(Saved entries)
┌────────
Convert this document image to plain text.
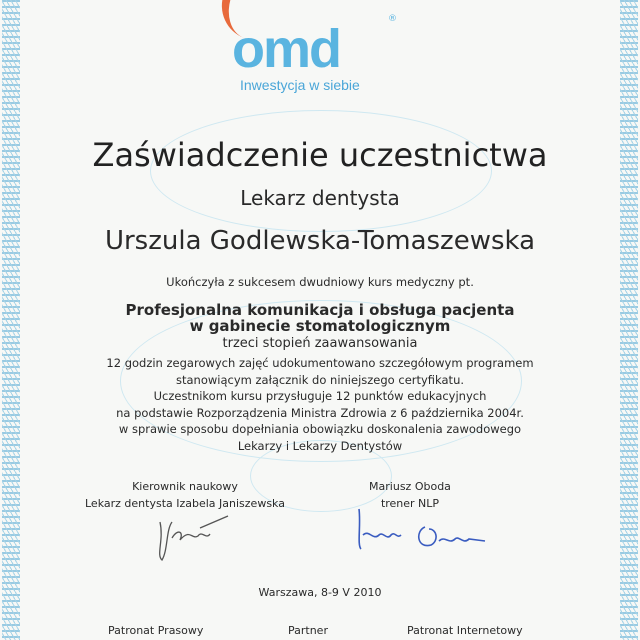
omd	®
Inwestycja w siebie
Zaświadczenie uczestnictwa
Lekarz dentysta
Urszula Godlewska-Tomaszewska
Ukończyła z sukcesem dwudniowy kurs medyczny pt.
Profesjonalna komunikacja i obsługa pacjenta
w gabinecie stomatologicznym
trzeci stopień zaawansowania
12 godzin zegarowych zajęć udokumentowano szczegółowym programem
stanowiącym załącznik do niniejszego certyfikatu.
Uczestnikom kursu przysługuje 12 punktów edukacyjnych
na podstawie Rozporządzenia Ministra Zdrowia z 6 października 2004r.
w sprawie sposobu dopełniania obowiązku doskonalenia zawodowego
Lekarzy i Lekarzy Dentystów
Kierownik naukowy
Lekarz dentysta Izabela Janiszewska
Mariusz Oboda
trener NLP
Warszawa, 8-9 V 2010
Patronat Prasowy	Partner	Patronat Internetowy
└────────
(TASK BRIEF)
Which lines above hold the word "dentysta"? Copy each of them.

(RESULT OF THIS EXERCISE)
Lekarz dentysta
Lekarz dentysta Izabela Janiszewska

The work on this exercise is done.